## [Problem description]
Could you rewrite the stretch of records from the line containing "menu-icon[interactable] [575, 7, 591, 23]" through the line containing "input-label: Input [372, 42, 396, 51]", switching "vbw-value" to "vbw-setting" and keeping everything else unchanged?

Entries from a dataset:
****************

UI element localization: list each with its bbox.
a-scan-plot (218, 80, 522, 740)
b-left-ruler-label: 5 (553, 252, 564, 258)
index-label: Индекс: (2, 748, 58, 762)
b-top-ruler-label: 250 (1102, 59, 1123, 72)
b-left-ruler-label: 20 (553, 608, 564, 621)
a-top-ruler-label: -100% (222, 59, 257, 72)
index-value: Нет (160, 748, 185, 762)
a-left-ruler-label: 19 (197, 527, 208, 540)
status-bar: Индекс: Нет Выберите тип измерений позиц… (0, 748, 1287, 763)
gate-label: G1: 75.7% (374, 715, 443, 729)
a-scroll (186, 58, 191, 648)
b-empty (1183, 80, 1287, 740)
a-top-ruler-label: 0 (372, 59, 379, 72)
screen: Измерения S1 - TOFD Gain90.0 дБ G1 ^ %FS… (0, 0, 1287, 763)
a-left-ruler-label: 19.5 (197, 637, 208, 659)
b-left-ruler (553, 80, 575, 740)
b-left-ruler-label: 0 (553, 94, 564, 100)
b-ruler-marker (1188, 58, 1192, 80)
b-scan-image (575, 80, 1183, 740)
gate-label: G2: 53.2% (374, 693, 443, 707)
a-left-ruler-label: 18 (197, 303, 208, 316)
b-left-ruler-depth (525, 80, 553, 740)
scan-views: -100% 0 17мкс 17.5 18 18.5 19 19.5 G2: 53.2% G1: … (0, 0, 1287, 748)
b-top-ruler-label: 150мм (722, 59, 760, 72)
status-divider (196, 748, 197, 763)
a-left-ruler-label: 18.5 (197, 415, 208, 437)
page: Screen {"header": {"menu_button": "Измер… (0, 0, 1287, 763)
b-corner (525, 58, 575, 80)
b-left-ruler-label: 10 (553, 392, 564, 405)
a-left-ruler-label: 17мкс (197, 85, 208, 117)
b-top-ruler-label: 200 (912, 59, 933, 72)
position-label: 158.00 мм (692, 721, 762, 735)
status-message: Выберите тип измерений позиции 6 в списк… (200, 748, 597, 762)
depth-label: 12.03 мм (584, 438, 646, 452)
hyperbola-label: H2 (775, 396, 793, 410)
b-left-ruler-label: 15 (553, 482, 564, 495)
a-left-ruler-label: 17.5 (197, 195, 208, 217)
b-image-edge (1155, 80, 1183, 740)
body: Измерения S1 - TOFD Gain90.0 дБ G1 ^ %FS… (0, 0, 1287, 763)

****************

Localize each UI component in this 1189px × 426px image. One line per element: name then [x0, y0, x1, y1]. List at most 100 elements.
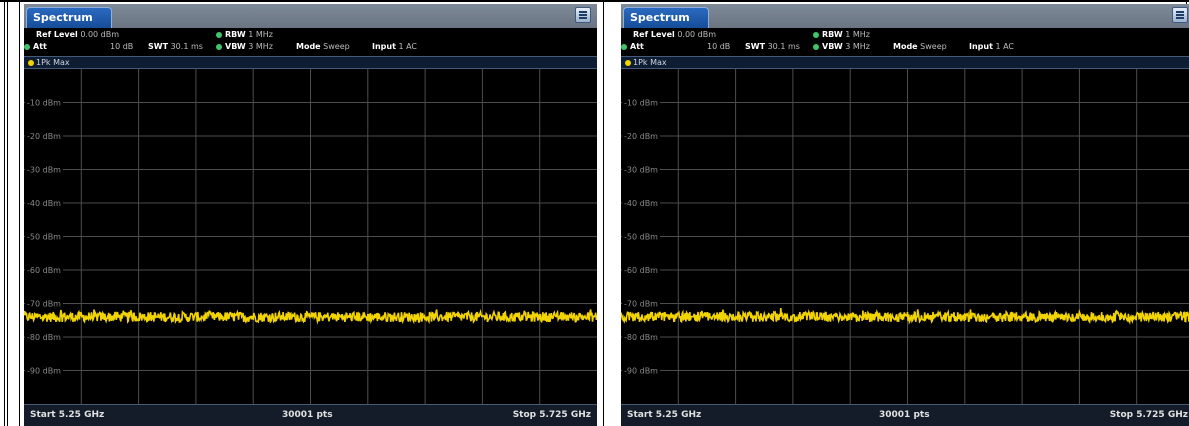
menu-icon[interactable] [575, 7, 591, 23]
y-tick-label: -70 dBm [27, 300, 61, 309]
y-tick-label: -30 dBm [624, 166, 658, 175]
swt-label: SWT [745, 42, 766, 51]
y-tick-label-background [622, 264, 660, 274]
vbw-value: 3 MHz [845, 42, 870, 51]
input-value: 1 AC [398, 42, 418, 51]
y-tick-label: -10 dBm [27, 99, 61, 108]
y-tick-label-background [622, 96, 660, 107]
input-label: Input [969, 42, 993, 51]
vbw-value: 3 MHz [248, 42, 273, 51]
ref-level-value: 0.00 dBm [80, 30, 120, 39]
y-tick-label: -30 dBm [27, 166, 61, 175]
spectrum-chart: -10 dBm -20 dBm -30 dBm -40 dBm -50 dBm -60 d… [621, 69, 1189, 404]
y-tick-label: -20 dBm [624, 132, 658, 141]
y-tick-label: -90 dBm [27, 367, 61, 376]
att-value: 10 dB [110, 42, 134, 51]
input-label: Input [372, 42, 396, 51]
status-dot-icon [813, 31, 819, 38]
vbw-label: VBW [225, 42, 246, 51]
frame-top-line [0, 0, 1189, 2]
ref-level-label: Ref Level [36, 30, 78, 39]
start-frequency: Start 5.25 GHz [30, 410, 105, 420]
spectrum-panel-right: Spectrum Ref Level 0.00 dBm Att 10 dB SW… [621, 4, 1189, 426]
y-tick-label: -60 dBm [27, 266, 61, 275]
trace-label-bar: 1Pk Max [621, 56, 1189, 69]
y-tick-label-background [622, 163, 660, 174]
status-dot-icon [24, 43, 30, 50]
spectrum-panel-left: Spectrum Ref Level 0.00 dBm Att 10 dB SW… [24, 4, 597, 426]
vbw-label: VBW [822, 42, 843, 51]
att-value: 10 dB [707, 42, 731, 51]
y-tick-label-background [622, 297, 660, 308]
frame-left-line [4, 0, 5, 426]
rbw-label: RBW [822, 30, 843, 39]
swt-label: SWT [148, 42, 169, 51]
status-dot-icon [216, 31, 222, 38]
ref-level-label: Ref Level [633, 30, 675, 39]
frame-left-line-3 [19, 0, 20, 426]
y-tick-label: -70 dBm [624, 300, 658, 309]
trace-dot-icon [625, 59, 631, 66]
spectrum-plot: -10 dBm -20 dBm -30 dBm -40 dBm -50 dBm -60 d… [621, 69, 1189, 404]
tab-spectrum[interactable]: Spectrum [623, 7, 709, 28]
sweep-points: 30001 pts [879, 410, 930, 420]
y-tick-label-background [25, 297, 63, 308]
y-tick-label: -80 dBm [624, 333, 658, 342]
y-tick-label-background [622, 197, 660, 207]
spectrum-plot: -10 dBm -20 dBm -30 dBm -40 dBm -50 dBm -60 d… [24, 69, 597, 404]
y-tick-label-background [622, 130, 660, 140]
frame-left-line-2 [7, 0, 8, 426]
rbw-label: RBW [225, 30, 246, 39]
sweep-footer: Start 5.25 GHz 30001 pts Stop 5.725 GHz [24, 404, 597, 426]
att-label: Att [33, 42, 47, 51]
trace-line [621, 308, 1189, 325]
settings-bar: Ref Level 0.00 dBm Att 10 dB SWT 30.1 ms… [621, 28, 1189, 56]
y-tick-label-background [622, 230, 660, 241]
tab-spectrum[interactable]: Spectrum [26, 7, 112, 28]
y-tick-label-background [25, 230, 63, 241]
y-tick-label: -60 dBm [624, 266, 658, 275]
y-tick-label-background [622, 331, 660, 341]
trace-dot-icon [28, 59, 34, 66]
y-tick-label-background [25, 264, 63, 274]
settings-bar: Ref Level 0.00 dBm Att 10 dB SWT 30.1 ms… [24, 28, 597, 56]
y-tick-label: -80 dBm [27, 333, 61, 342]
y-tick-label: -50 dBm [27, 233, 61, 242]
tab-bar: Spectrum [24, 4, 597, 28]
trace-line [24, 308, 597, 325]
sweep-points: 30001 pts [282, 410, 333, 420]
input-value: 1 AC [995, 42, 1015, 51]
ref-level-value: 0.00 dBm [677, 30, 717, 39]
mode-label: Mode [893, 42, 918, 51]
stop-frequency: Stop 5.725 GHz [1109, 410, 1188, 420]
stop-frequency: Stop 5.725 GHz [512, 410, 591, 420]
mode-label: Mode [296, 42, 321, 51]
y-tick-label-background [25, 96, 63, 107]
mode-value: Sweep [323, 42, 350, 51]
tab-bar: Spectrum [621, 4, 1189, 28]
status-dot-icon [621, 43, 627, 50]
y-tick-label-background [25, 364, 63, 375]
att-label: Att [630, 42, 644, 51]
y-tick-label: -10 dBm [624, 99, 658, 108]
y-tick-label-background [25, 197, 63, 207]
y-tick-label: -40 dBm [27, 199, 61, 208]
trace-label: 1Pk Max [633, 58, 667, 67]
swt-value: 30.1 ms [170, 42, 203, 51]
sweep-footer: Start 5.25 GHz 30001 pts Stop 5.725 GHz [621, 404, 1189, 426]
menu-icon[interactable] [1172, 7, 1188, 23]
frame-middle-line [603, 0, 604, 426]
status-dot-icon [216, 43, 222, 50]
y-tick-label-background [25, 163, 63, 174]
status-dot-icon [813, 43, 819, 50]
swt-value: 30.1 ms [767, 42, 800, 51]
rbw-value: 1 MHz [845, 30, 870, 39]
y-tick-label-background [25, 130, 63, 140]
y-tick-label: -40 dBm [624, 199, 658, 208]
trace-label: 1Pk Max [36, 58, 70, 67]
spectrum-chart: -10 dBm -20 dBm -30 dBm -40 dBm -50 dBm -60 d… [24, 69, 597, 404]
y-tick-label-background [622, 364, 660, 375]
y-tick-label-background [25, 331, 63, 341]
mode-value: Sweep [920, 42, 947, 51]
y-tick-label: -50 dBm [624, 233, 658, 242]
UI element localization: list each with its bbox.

****************

## [Written solution]
menu-icon[interactable] [575, 7, 591, 23]
y-tick-label: -70 dBm [27, 300, 61, 309]
y-tick-label: -30 dBm [624, 166, 658, 175]
swt-label: SWT [745, 42, 766, 51]
y-tick-label-background [622, 264, 660, 274]
vbw-setting: 3 MHz [845, 42, 870, 51]
input-value: 1 AC [398, 42, 418, 51]
y-tick-label: -10 dBm [27, 99, 61, 108]
y-tick-label-background [622, 96, 660, 107]
input-label: Input [969, 42, 993, 51]
vbw-setting: 3 MHz [248, 42, 273, 51]
ref-level-value: 0.00 dBm [80, 30, 120, 39]
y-tick-label: -30 dBm [27, 166, 61, 175]
spectrum-chart: -10 dBm -20 dBm -30 dBm -40 dBm -50 dBm -60 d… [621, 69, 1189, 404]
y-tick-label: -20 dBm [624, 132, 658, 141]
y-tick-label: -90 dBm [27, 367, 61, 376]
att-value: 10 dB [110, 42, 134, 51]
input-label: Input [372, 42, 396, 51]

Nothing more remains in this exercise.